THE TASK. Any picture among the records should be left out, please; retype the rest exactly.

********

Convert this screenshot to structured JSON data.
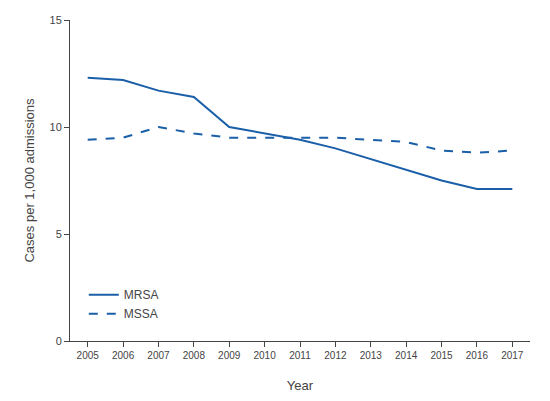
{
  "chart_data": {
    "type": "line",
    "x": [
      2005,
      2006,
      2007,
      2008,
      2009,
      2010,
      2011,
      2012,
      2013,
      2014,
      2015,
      2016,
      2017
    ],
    "series": [
      {
        "name": "MRSA",
        "color": "#1a5fa8",
        "line_style": "solid",
        "values": [
          12.3,
          12.2,
          11.7,
          11.4,
          10.0,
          9.7,
          9.4,
          9.0,
          8.5,
          8.0,
          7.5,
          7.1,
          7.1
        ]
      },
      {
        "name": "MSSA",
        "color": "#1a5fa8",
        "line_style": "dashed",
        "values": [
          9.4,
          9.5,
          10.0,
          9.7,
          9.5,
          9.5,
          9.5,
          9.5,
          9.4,
          9.3,
          8.9,
          8.8,
          8.9
        ]
      }
    ],
    "xlabel": "Year",
    "ylabel": "Cases per 1,000 admissions",
    "xlim": [
      2004.5,
      2017.5
    ],
    "xticks": [
      2005,
      2006,
      2007,
      2008,
      2009,
      2010,
      2011,
      2012,
      2013,
      2014,
      2015,
      2016,
      2017
    ],
    "ylim": [
      0,
      15
    ],
    "yticks": [
      0,
      5,
      10,
      15
    ],
    "grid": false,
    "legend": "lower left"
  }
}
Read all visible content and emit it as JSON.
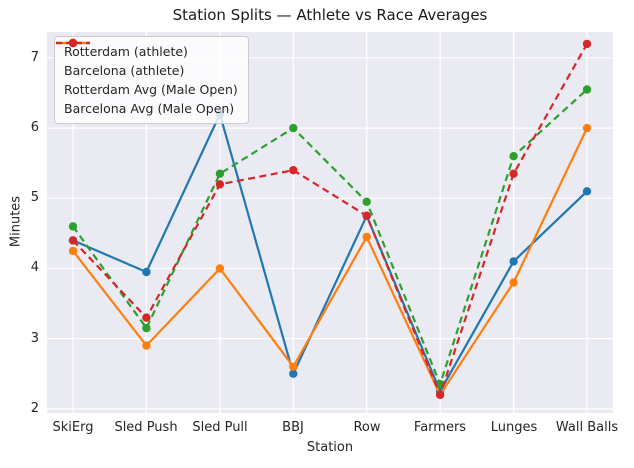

********

WRITTEN RESPONSE.
Convert this screenshot to structured JSON data.
{
  "chart_data": {
    "type": "line",
    "x": [
      2005,
      2006,
      2007,
      2008,
      2009,
      2010,
      2011,
      2012,
      2013,
      2014,
      2015,
      2016,
      2017
    ],
    "series": [
      {
        "name": "MRSA",
        "color": "#1a5fa8",
        "line_style": "solid",
        "values": [
          12.3,
          12.2,
          11.7,
          11.4,
          10.0,
          9.7,
          9.4,
          9.0,
          8.5,
          8.0,
          7.5,
          7.1,
          7.1
        ]
      },
      {
        "name": "MSSA",
        "color": "#1a5fa8",
        "line_style": "dashed",
        "values": [
          9.4,
          9.5,
          10.0,
          9.7,
          9.5,
          9.5,
          9.5,
          9.5,
          9.4,
          9.3,
          8.9,
          8.8,
          8.9
        ]
      }
    ],
    "xlabel": "Year",
    "ylabel": "Cases per 1,000 admissions",
    "xlim": [
      2004.5,
      2017.5
    ],
    "xticks": [
      2005,
      2006,
      2007,
      2008,
      2009,
      2010,
      2011,
      2012,
      2013,
      2014,
      2015,
      2016,
      2017
    ],
    "ylim": [
      0,
      15
    ],
    "yticks": [
      0,
      5,
      10,
      15
    ],
    "grid": false,
    "legend": "lower left"
  }
}
Read all visible content and emit it as JSON.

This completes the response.